> _WORK TO BE COMPLETED_:
Reply with only the number of lines that contain the string "scale".

> _GIVEN DATA_:
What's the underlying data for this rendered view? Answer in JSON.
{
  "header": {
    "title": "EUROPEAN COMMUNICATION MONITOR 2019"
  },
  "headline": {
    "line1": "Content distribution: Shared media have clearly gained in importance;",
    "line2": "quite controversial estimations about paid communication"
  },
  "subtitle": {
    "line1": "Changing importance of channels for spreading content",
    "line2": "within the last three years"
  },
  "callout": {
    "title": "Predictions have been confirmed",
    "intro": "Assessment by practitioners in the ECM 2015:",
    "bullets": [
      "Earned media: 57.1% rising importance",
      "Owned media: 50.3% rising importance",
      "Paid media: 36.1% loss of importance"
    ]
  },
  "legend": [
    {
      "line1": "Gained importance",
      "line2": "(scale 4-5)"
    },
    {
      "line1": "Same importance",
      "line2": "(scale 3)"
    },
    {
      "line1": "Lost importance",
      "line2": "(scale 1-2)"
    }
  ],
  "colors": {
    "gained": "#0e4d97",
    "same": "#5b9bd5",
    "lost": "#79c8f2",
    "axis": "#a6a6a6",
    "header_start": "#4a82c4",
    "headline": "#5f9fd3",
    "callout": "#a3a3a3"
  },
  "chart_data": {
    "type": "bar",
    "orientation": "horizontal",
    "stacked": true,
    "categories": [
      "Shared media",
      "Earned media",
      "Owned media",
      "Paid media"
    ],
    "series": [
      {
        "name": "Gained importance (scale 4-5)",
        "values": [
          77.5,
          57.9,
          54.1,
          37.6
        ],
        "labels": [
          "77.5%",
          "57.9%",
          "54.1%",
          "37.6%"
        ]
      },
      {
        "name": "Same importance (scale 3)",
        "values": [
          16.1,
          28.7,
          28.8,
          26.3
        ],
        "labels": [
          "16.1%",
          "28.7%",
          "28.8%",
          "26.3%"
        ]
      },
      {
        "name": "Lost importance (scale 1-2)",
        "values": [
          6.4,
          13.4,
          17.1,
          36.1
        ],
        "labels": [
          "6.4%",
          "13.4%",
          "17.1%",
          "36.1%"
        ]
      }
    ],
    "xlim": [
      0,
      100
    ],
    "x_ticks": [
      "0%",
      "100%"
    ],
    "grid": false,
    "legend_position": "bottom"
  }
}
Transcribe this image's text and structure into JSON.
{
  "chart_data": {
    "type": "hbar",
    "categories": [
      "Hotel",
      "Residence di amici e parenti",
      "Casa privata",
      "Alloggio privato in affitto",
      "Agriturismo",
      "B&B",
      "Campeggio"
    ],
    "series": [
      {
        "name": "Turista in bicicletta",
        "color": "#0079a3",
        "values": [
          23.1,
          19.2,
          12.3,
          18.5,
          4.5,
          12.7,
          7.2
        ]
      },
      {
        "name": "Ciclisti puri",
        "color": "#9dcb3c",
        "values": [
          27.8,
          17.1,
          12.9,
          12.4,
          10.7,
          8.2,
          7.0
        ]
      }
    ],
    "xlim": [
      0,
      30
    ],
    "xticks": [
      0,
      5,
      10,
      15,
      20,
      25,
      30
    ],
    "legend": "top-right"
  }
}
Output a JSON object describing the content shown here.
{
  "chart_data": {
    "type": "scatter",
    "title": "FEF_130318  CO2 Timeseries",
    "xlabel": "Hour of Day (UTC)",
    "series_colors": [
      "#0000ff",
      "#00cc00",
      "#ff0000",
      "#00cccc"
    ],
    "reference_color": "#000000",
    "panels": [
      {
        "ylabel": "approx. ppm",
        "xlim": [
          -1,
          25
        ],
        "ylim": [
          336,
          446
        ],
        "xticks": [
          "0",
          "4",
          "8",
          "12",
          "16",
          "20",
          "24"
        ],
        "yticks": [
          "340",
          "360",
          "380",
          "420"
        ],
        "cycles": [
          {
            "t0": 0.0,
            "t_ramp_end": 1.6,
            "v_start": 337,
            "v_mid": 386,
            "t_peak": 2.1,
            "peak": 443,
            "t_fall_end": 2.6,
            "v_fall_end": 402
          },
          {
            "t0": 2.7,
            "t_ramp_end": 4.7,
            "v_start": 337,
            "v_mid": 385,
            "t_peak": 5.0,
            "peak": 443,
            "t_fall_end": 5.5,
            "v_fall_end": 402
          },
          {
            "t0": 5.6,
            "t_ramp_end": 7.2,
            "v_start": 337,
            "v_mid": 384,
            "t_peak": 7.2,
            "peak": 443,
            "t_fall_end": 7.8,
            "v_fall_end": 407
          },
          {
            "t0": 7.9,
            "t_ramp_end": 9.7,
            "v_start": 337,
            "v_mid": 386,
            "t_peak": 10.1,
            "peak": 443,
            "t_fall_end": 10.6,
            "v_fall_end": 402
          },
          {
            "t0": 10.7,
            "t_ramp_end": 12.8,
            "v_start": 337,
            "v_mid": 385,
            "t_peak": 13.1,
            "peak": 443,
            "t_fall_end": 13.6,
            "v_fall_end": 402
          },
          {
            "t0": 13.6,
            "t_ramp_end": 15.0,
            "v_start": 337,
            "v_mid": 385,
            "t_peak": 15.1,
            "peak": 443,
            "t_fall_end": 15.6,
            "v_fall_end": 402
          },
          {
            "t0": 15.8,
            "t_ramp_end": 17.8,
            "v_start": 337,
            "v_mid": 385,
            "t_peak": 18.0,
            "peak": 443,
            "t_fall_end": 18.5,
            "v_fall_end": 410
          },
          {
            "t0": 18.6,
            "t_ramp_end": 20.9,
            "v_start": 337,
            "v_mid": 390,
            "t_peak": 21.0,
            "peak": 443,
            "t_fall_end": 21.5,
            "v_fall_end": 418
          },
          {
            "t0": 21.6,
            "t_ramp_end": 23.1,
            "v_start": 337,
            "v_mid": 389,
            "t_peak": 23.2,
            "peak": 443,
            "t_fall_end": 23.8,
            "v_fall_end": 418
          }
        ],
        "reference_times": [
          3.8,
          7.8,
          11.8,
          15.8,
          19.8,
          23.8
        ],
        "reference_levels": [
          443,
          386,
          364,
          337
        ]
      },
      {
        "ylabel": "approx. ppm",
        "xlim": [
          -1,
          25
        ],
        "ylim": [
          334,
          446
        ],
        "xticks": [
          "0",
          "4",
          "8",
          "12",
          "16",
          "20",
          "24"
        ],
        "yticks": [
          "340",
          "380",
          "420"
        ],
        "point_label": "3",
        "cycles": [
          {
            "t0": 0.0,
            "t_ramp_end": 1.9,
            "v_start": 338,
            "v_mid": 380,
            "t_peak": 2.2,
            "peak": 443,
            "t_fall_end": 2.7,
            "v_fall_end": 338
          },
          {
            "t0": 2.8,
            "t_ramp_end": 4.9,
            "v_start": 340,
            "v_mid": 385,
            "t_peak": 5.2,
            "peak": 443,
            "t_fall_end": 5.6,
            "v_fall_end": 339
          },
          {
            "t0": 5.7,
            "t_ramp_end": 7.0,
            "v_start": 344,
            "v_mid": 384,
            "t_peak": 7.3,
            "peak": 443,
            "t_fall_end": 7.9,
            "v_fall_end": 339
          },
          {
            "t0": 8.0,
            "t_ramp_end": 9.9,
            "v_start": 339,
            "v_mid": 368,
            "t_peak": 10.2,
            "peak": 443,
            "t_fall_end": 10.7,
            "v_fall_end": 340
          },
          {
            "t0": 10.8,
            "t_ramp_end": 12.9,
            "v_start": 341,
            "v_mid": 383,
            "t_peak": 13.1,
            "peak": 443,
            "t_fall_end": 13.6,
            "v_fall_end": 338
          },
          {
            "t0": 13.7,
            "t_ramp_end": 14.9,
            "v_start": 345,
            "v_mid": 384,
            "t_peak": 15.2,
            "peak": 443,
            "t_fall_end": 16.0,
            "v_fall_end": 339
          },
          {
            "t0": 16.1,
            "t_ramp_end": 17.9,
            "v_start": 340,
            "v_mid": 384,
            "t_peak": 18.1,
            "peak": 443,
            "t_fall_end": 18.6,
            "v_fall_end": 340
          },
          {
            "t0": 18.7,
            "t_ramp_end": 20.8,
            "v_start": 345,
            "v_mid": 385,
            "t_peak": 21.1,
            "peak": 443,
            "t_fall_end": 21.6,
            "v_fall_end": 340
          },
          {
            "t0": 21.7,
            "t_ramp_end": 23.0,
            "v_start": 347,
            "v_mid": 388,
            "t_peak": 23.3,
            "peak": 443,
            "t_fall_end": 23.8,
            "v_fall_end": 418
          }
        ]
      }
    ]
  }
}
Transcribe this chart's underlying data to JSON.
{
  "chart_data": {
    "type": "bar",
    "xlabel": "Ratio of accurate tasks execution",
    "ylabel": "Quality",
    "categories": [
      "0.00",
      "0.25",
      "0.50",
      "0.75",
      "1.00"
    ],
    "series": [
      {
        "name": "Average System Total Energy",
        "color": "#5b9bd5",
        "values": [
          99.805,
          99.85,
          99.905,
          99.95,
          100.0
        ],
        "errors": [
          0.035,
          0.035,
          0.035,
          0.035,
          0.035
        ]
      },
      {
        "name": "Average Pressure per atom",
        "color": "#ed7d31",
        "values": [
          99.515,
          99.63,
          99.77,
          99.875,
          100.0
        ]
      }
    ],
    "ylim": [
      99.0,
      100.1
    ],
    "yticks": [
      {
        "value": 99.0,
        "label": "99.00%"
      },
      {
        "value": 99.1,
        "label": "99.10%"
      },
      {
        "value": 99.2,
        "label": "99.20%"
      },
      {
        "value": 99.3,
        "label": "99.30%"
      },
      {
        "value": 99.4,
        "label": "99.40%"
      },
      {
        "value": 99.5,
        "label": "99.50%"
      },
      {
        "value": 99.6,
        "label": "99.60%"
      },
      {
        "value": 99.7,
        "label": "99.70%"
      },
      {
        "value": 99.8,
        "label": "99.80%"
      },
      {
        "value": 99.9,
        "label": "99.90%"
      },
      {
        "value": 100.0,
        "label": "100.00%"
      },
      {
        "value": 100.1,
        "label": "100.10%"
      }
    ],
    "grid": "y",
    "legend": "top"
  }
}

> _TASK OUTPUT_:
6